== Exercise brief ==
Could the records below be restated word for word, without a single picture?

(Images of pages and their text)
-------------------------

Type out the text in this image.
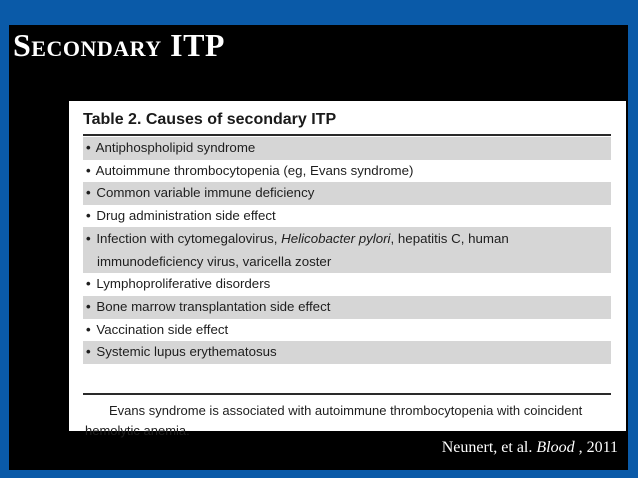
Secondary ITP
Table 2. Causes of secondary ITP
• Antiphospholipid syndrome
• Autoimmune thrombocytopenia (eg, Evans syndrome)
• Common variable immune deficiency
• Drug administration side effect
• Infection with cytomegalovirus, Helicobacter pylori, hepatitis C, human
immunodeficiency virus, varicella zoster
• Lymphoproliferative disorders
• Bone marrow transplantation side effect
• Vaccination side effect
• Systemic lupus erythematosus
Evans syndrome is associated with autoimmune thrombocytopenia with coincident hemolytic anemia.
Neunert, et al. Blood , 2011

-------------------------

== Finished task ==
Type out the text in this image.
Secondary ITP
Table 2. Causes of secondary ITP
• Antiphospholipid syndrome
• Autoimmune thrombocytopenia (eg, Evans syndrome)
• Common variable immune deficiency
• Drug administration side effect
• Infection with cytomegalovirus, Helicobacter pylori, hepatitis C, human
immunodeficiency virus, varicella zoster
• Lymphoproliferative disorders
• Bone marrow transplantation side effect
• Vaccination side effect
• Systemic lupus erythematosus
Evans syndrome is associated with autoimmune thrombocytopenia with coincident hemolytic anemia.
Neunert, et al. Blood , 2011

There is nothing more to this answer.